**Goal of the exercise:** Copy out lines with the word "request" from the material that follows.

***

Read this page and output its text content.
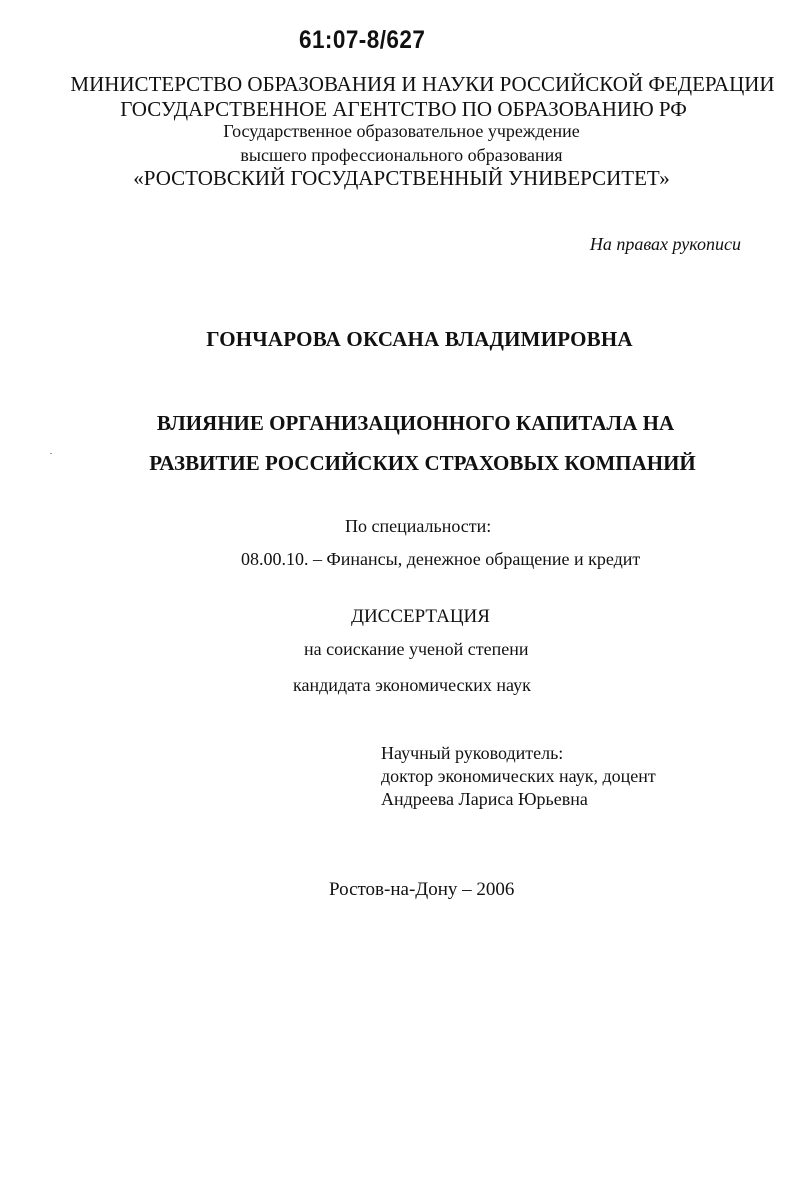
61:07-8/627
МИНИСТЕРСТВО ОБРАЗОВАНИЯ И НАУКИ РОССИЙСКОЙ ФЕДЕРАЦИИ
ГОСУДАРСТВЕННОЕ АГЕНТСТВО ПО ОБРАЗОВАНИЮ РФ
Государственное образовательное учреждение
высшего профессионального образования
«РОСТОВСКИЙ ГОСУДАРСТВЕННЫЙ УНИВЕРСИТЕТ»
На правах рукописи
ГОНЧАРОВА ОКСАНА ВЛАДИМИРОВНА
ВЛИЯНИЕ ОРГАНИЗАЦИОННОГО КАПИТАЛА НА
РАЗВИТИЕ РОССИЙСКИХ СТРАХОВЫХ КОМПАНИЙ
По специальности:
08.00.10. – Финансы, денежное обращение и кредит
ДИССЕРТАЦИЯ
на соискание ученой степени
кандидата экономических наук
Научный руководитель:
доктор экономических наук, доцент
Андреева Лариса Юрьевна
Ростов-на-Дону – 2006
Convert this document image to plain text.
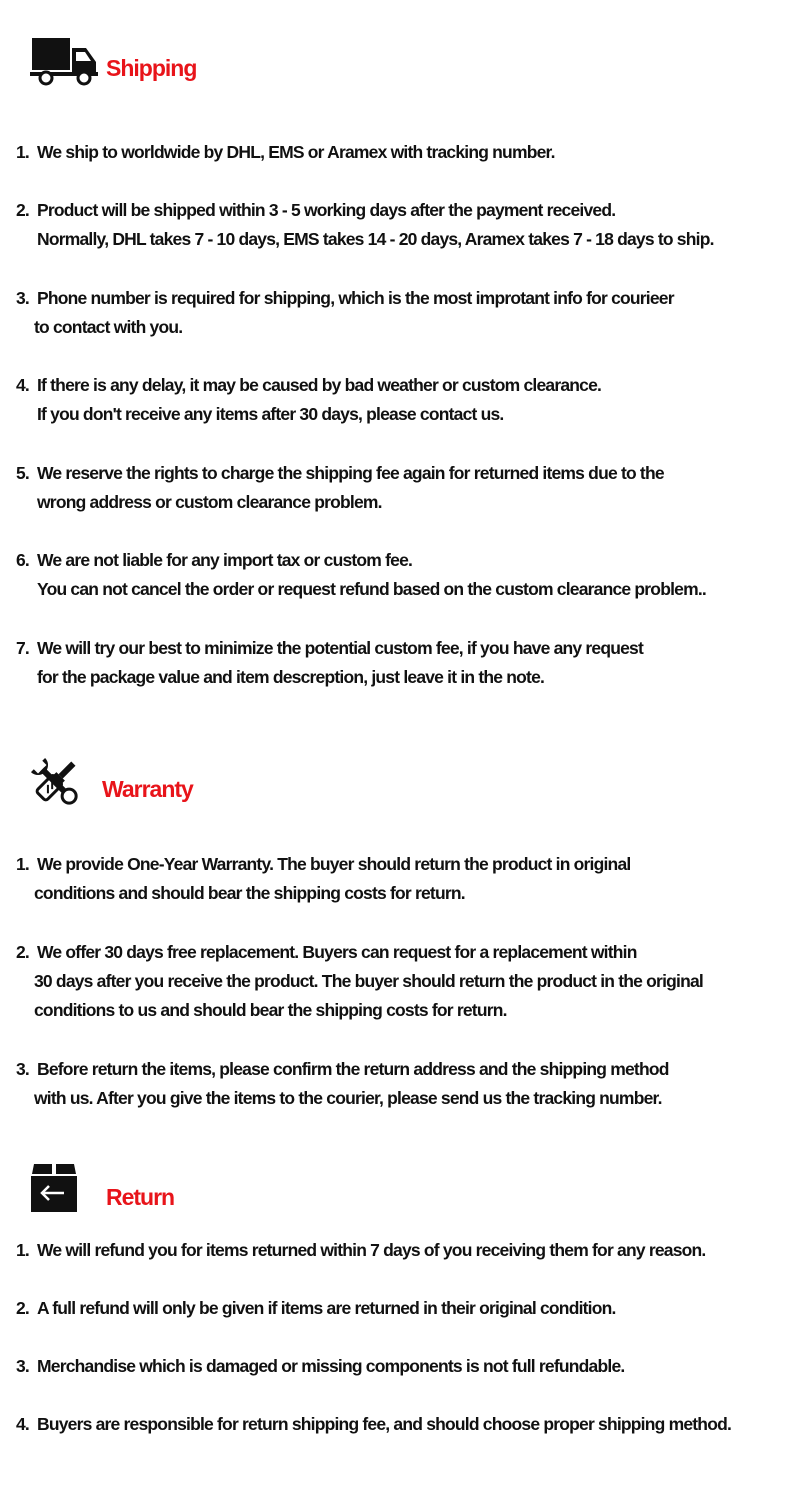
Shipping
1. We ship to worldwide by DHL, EMS or Aramex with tracking number.
2. Product will be shipped within 3 - 5 working days after the payment received.
Normally, DHL takes 7 - 10 days, EMS takes 14 - 20 days, Aramex takes 7 - 18 days to ship.
3. Phone number is required for shipping, which is the most improtant info for courieer
to contact with you.
4. If there is any delay, it may be caused by bad weather or custom clearance.
If you don't receive any items after 30 days, please contact us.
5. We reserve the rights to charge the shipping fee again for returned items due to the
wrong address or custom clearance problem.
6. We are not liable for any import tax or custom fee.
You can not cancel the order or request refund based on the custom clearance problem..
7. We will try our best to minimize the potential custom fee, if you have any request
for the package value and item descreption, just leave it in the note.
Warranty
1. We provide One-Year Warranty. The buyer should return the product in original
conditions and should bear the shipping costs for return.
2. We offer 30 days free replacement. Buyers can request for a replacement within
30 days after you receive the product. The buyer should return the product in the original
conditions to us and should bear the shipping costs for return.
3. Before return the items, please confirm the return address and the shipping method
with us. After you give the items to the courier, please send us the tracking number.
Return
1. We will refund you for items returned within 7 days of you receiving them for any reason.
2. A full refund will only be given if items are returned in their original condition.
3. Merchandise which is damaged or missing components is not full refundable.
4. Buyers are responsible for return shipping fee, and should choose proper shipping method.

***

**Exercise solution:**
You can not cancel the order or request refund based on the custom clearance problem..
7. We will try our best to minimize the potential custom fee, if you have any request
2. We offer 30 days free replacement. Buyers can request for a replacement within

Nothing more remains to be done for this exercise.